▶ _Stored records_
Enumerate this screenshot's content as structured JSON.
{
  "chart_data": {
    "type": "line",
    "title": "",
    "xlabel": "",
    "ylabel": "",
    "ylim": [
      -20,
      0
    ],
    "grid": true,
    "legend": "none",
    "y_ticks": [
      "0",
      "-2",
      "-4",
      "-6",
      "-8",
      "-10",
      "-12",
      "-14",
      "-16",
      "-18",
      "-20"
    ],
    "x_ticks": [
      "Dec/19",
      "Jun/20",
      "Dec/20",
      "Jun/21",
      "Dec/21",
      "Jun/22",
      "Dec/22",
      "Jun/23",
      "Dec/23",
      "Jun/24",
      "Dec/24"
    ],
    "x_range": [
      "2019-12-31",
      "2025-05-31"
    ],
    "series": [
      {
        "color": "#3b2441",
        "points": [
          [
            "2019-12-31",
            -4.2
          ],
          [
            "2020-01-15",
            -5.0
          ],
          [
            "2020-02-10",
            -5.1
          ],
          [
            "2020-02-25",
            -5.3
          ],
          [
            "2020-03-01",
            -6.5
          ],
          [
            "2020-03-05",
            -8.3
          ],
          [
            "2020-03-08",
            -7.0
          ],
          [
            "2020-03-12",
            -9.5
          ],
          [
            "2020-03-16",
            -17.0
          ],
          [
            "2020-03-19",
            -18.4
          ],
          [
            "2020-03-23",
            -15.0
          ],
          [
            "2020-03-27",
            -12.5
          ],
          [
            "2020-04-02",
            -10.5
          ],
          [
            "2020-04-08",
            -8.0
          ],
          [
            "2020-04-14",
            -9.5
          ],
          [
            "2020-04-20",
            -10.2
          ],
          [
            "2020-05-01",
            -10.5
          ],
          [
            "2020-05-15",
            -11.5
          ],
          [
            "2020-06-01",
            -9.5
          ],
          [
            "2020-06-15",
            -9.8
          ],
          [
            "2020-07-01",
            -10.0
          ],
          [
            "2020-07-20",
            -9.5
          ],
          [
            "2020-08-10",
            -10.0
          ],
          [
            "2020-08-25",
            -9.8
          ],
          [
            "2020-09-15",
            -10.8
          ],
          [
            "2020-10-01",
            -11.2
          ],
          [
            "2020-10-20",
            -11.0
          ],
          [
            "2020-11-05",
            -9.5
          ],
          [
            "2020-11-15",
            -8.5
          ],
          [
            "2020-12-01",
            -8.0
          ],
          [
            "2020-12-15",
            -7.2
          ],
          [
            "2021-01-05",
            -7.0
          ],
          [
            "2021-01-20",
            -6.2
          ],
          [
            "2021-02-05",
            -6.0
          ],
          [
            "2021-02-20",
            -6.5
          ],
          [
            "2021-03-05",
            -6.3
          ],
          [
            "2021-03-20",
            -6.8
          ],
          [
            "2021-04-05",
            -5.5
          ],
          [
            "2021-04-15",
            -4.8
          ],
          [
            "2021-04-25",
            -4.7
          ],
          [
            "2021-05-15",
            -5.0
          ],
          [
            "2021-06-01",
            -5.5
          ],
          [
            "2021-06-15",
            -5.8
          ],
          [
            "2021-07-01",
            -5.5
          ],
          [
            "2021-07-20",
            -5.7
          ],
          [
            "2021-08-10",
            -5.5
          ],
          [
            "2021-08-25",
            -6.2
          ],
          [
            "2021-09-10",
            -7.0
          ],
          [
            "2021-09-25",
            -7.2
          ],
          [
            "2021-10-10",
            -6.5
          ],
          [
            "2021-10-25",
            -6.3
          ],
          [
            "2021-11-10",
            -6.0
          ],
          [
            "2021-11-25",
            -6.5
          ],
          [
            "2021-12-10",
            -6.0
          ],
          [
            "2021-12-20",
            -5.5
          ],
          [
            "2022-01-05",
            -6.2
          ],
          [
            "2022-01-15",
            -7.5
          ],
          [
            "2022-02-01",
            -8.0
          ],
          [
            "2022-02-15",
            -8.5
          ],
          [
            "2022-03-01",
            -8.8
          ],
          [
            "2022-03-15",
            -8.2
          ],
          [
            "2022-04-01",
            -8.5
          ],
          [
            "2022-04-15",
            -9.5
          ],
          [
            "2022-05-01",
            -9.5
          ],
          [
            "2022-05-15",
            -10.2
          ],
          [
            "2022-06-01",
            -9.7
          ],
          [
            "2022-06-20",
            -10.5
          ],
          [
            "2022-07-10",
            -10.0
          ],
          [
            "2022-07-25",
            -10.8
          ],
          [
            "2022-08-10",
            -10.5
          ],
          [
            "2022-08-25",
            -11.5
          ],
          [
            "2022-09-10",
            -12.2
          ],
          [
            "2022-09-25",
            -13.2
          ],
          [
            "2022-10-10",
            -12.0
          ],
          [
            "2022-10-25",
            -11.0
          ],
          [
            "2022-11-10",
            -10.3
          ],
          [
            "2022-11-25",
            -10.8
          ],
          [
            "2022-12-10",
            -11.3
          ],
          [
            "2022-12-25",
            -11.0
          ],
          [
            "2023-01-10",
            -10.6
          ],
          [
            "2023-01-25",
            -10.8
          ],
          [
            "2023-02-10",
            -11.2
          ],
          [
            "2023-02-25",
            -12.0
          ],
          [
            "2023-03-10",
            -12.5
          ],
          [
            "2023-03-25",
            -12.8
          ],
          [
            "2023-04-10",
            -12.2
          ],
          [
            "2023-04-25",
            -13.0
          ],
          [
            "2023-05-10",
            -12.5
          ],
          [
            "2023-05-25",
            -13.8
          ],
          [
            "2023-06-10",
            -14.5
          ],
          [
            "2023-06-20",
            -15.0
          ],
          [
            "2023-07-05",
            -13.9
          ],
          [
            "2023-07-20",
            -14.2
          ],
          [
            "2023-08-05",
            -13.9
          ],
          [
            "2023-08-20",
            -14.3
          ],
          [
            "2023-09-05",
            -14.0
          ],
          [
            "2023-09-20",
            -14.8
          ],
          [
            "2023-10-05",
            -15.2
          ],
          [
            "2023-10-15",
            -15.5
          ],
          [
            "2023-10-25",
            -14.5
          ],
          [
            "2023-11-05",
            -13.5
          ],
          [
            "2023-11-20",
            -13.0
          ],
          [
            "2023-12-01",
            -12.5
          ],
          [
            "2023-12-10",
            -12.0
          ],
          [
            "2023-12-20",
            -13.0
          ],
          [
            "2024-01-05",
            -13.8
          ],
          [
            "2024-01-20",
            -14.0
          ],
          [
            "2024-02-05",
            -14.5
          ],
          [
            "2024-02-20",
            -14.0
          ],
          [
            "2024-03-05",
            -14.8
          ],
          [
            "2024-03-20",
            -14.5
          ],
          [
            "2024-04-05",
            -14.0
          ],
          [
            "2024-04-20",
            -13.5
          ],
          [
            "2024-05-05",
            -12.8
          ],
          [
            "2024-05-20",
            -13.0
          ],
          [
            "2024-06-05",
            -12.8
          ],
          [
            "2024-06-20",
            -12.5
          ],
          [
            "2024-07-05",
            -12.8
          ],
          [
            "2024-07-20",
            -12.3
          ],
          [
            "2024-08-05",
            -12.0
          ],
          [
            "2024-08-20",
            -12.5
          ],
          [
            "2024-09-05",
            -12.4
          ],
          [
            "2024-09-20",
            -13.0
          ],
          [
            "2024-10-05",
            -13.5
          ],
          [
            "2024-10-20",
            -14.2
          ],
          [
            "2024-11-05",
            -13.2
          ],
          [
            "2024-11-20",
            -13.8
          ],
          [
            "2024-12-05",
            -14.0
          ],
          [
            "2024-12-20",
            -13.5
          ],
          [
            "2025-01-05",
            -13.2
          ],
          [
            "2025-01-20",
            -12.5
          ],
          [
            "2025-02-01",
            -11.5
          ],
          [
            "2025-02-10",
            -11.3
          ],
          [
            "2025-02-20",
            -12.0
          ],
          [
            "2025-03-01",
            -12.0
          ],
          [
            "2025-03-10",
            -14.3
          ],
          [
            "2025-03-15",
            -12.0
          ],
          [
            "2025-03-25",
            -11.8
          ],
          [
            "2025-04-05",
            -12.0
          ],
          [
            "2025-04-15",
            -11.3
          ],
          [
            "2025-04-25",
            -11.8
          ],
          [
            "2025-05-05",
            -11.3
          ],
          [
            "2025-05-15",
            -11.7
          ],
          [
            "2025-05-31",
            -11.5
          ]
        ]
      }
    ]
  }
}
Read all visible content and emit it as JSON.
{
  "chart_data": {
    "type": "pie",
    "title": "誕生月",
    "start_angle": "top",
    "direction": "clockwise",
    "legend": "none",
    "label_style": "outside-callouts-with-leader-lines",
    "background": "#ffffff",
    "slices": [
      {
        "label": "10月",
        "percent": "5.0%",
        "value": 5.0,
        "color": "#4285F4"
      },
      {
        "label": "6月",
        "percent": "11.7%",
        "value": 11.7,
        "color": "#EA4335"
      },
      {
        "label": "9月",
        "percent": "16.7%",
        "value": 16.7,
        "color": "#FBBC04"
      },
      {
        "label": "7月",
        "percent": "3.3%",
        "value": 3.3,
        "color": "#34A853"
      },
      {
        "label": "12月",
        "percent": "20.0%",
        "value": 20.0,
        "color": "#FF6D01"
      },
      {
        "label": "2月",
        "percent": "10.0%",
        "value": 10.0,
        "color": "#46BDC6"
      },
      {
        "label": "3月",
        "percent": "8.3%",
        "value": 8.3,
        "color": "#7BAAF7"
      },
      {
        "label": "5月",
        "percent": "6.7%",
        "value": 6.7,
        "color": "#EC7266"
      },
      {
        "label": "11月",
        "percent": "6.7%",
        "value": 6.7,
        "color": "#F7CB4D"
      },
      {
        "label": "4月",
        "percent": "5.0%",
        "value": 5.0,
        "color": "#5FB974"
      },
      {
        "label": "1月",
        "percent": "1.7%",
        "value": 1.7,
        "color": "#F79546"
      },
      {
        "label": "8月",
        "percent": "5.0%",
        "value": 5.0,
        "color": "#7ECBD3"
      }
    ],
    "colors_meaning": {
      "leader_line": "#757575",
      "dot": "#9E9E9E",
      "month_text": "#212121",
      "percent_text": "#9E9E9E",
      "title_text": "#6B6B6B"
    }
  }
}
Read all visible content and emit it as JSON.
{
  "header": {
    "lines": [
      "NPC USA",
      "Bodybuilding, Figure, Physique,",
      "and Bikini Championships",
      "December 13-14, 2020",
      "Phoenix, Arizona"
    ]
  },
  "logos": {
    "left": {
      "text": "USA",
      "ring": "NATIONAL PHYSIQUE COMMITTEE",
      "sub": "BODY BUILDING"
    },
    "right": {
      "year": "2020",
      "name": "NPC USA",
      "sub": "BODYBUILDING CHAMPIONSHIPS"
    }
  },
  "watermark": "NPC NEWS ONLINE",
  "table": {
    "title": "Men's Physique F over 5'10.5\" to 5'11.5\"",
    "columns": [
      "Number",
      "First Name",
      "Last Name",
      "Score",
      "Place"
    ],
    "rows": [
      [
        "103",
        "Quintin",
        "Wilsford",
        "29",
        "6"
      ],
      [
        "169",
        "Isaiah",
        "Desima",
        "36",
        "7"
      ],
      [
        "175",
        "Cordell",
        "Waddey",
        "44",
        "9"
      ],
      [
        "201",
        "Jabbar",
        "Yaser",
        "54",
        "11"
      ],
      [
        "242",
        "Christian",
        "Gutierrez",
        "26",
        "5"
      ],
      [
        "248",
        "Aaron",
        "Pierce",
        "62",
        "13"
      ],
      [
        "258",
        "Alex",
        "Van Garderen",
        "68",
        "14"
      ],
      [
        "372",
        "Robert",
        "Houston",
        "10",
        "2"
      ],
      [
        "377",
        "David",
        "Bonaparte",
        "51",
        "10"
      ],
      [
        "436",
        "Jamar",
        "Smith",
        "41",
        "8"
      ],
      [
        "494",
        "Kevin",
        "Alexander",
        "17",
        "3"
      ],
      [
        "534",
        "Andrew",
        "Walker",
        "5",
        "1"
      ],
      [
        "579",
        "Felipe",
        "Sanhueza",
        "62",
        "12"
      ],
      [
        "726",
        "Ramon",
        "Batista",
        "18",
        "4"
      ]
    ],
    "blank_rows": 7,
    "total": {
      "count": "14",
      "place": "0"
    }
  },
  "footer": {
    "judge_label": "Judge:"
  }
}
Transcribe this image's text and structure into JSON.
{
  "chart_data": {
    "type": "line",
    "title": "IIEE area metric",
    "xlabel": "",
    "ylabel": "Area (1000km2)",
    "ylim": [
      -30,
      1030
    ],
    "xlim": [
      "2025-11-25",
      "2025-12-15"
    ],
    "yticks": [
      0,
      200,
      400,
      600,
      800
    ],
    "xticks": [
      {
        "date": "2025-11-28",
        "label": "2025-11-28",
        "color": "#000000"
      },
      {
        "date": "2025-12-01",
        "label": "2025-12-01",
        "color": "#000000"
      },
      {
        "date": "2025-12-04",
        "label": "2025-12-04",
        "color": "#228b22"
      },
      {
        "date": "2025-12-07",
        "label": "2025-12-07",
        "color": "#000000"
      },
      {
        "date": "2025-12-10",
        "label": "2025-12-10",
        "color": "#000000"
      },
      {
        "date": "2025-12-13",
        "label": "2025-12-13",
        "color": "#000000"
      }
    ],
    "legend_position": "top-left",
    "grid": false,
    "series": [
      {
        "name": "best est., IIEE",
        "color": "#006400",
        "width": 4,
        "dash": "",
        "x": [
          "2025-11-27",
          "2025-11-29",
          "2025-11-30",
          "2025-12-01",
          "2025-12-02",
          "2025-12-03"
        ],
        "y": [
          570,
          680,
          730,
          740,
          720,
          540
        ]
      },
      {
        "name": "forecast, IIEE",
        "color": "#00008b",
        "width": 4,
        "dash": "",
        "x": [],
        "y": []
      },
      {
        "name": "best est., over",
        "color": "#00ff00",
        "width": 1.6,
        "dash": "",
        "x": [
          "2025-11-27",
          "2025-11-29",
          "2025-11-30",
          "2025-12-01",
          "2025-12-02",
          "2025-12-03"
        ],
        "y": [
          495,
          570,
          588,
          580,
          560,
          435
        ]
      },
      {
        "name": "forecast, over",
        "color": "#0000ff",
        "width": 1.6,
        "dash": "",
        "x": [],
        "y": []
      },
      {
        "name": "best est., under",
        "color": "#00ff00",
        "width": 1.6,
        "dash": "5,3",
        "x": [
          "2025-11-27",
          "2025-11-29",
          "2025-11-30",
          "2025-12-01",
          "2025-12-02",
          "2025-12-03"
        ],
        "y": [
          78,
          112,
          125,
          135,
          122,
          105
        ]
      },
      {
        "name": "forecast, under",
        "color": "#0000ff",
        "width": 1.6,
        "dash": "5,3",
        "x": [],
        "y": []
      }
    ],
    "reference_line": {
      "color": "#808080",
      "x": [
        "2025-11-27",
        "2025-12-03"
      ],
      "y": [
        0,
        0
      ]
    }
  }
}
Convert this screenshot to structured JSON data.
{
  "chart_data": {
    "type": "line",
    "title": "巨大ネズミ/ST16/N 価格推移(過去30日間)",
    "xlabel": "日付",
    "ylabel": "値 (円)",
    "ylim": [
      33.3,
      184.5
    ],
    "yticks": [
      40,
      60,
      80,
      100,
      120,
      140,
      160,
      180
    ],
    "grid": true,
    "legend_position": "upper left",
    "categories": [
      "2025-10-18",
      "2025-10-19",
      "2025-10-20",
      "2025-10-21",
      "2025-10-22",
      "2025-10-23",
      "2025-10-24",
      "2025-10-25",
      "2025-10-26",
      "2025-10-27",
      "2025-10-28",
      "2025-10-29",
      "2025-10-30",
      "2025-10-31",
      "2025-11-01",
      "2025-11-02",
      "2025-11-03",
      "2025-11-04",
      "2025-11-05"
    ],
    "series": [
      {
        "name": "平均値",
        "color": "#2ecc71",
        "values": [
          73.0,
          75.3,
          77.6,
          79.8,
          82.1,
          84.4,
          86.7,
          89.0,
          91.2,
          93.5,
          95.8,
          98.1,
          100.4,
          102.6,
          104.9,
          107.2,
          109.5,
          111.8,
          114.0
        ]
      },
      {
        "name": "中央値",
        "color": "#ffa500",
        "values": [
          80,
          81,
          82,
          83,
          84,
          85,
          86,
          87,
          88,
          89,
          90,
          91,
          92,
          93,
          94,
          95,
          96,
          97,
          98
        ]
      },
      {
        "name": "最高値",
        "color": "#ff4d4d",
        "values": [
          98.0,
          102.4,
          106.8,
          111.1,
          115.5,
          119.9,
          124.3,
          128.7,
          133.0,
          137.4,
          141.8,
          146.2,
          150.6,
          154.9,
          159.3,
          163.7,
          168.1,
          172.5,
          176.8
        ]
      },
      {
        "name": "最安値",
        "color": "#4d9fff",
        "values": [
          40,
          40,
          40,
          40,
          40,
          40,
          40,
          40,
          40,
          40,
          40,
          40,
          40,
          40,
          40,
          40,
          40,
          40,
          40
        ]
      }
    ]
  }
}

▶ _Short task_
From the entries above, copy every line that holds the word "forecast".

▶ _Output below_
        "name": "forecast, IIEE",
        "name": "forecast, over",
        "name": "forecast, under",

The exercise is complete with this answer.